__Instructions for the task__: According to the travel account below, where in Tarragona is the amphitheater located?

__Selection__:
>>>>

We woke up and ate an overpriced buffet breakfast at our hotel, then wandered the streets of Tarragona in the baking sun in search of the Roman sites that dot the town. It was a holiday, so all the stores were closed, making it impossible to buy sunscreen, so that was fun. We encountered the ruins of a Roman theater siting casually among a quite residential area. But the coolest thing was probably the amphitheater down by the beach. Matt and I sat and tried to imagine the violent bloodsports that had once taken place there. All the while I was feeling slightly annoyed and confused by the fact that the ticket man had taken to hating me for reasons that - due to the language barrier - I was unsure of. Matt theorized that he just hated tourists in general - odd, I thought, seeing as how he had to deal with them on a daily basis, you'd think he'd be used to them by now. But his assessment absolutely proved correct once we got to Barcelona - probably one of the most touristy places on earth, and one of the places where tourists are most despised. It's tempting, of course, to despise fellow tourists as a tourist - after all, you always want to see the "authentic" side of a place, which never includes visitors. For somewhere as beautiful and full of artistic inspiration, however, I am fully willing to embrace my identity as a tourist, and refrain from judging the other tourists around me.

<<<<

__Data records__:
>>>>

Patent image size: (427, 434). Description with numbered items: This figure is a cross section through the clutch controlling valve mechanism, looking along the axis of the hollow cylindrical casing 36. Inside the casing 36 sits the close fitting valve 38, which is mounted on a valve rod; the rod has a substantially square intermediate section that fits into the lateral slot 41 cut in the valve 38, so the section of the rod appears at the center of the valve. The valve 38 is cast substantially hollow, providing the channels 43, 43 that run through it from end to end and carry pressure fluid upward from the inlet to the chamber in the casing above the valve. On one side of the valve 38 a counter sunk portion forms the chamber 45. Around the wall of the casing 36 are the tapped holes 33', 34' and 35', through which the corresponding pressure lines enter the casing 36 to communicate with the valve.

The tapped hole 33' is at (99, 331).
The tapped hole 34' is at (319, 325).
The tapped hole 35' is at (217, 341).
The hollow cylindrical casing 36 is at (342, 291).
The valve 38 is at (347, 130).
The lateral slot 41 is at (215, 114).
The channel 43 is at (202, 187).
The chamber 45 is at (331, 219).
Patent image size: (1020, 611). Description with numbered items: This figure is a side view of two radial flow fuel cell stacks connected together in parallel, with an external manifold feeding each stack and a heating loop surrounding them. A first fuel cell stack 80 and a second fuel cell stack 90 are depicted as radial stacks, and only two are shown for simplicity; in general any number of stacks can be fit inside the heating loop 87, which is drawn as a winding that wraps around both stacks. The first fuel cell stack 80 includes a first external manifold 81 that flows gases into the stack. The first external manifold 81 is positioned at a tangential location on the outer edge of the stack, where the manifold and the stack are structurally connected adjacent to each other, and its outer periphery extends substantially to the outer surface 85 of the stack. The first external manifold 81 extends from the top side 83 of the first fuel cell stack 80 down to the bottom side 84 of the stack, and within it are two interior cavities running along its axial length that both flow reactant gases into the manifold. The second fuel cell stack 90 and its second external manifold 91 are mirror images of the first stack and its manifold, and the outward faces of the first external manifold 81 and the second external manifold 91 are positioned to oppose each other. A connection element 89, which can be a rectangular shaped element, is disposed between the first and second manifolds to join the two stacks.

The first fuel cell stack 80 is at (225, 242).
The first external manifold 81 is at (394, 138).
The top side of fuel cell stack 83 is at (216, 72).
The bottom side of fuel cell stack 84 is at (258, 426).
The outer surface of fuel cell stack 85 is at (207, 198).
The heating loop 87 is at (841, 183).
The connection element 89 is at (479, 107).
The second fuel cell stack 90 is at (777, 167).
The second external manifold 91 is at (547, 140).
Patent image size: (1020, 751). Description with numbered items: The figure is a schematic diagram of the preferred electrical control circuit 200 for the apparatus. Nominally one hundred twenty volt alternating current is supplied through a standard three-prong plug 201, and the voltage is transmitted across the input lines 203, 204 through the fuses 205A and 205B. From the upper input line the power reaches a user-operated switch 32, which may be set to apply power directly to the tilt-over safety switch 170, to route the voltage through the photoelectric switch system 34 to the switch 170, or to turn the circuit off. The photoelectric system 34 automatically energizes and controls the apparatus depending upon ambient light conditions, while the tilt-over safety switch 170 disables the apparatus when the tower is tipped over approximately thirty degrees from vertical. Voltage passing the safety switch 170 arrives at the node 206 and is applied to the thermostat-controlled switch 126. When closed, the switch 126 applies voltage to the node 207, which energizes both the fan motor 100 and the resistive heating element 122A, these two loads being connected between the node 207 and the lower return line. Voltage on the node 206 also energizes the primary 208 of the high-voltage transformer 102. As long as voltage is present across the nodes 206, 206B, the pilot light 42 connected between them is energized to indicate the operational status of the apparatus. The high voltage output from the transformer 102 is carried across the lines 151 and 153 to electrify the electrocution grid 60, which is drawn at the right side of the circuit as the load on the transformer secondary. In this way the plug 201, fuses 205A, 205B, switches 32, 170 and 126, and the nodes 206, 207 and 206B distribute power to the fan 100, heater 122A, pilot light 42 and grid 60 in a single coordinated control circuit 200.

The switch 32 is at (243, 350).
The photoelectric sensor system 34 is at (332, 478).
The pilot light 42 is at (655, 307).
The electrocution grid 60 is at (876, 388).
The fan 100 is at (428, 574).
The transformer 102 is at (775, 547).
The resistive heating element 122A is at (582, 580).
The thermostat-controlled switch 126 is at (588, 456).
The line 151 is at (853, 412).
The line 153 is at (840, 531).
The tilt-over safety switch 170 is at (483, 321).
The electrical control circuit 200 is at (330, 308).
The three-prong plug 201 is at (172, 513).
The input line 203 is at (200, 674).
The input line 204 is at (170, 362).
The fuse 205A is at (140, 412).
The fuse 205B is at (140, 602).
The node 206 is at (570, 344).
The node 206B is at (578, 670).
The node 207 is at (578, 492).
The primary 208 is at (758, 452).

<<<<
>>>>

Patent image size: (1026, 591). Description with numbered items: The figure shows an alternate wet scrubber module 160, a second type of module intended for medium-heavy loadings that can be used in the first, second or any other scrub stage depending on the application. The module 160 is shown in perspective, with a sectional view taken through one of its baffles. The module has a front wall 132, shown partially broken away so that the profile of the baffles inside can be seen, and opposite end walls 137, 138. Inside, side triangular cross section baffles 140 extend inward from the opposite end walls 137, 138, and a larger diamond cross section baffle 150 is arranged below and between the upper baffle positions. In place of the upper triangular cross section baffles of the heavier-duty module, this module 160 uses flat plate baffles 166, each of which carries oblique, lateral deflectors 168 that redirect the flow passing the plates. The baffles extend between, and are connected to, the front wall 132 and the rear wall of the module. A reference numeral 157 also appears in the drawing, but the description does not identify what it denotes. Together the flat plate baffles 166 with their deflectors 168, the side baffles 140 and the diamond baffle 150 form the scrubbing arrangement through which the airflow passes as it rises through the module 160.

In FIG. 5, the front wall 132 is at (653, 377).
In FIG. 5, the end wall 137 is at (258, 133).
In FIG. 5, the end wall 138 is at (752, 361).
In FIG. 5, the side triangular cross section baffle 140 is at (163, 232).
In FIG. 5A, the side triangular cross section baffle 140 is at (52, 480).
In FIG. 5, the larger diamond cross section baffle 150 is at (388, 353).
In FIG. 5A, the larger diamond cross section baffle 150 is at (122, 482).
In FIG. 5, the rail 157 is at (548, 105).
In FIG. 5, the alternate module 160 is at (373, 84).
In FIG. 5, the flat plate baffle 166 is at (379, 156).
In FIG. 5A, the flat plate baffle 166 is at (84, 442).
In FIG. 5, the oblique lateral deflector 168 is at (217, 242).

<<<<
>>>>

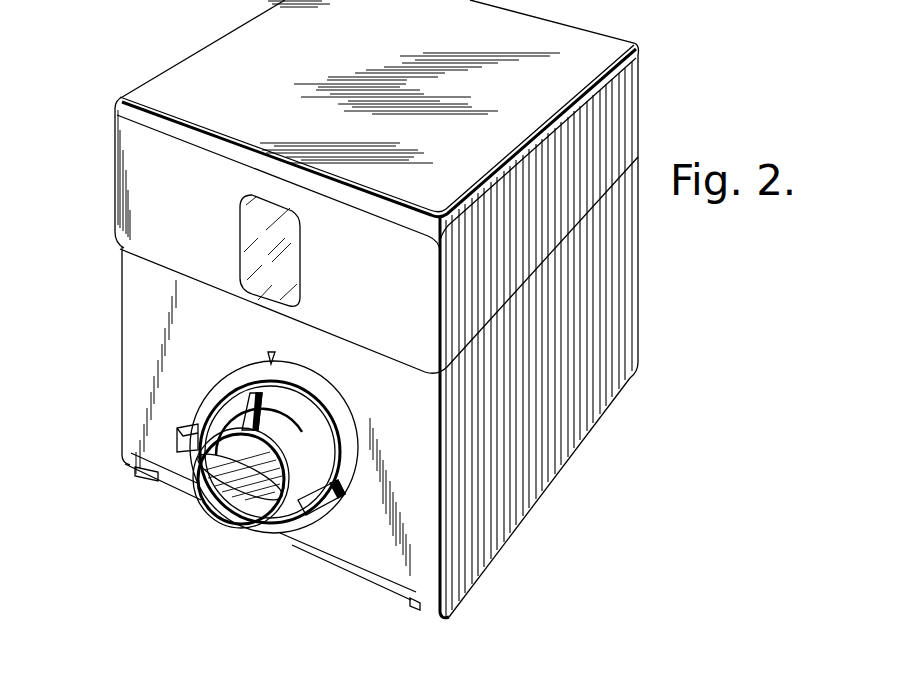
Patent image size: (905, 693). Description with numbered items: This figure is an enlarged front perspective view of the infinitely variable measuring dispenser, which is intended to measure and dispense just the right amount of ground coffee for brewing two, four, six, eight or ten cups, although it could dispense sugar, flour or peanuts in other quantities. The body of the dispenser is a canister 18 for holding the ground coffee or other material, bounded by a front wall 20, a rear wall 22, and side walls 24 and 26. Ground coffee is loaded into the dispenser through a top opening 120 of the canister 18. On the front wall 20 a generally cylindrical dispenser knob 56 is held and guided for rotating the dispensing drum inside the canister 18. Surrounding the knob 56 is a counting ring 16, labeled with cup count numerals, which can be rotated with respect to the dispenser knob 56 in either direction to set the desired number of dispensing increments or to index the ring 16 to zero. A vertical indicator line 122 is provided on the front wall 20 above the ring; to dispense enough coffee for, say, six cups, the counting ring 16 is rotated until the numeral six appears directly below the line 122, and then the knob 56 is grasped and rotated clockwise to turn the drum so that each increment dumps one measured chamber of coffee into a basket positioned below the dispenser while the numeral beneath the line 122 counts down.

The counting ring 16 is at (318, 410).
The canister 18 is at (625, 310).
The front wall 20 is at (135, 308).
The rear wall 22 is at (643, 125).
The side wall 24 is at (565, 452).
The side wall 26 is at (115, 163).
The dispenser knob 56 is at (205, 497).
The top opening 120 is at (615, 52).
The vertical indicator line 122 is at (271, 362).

<<<<

__Complete answer__: The amphitheater is down by the beach.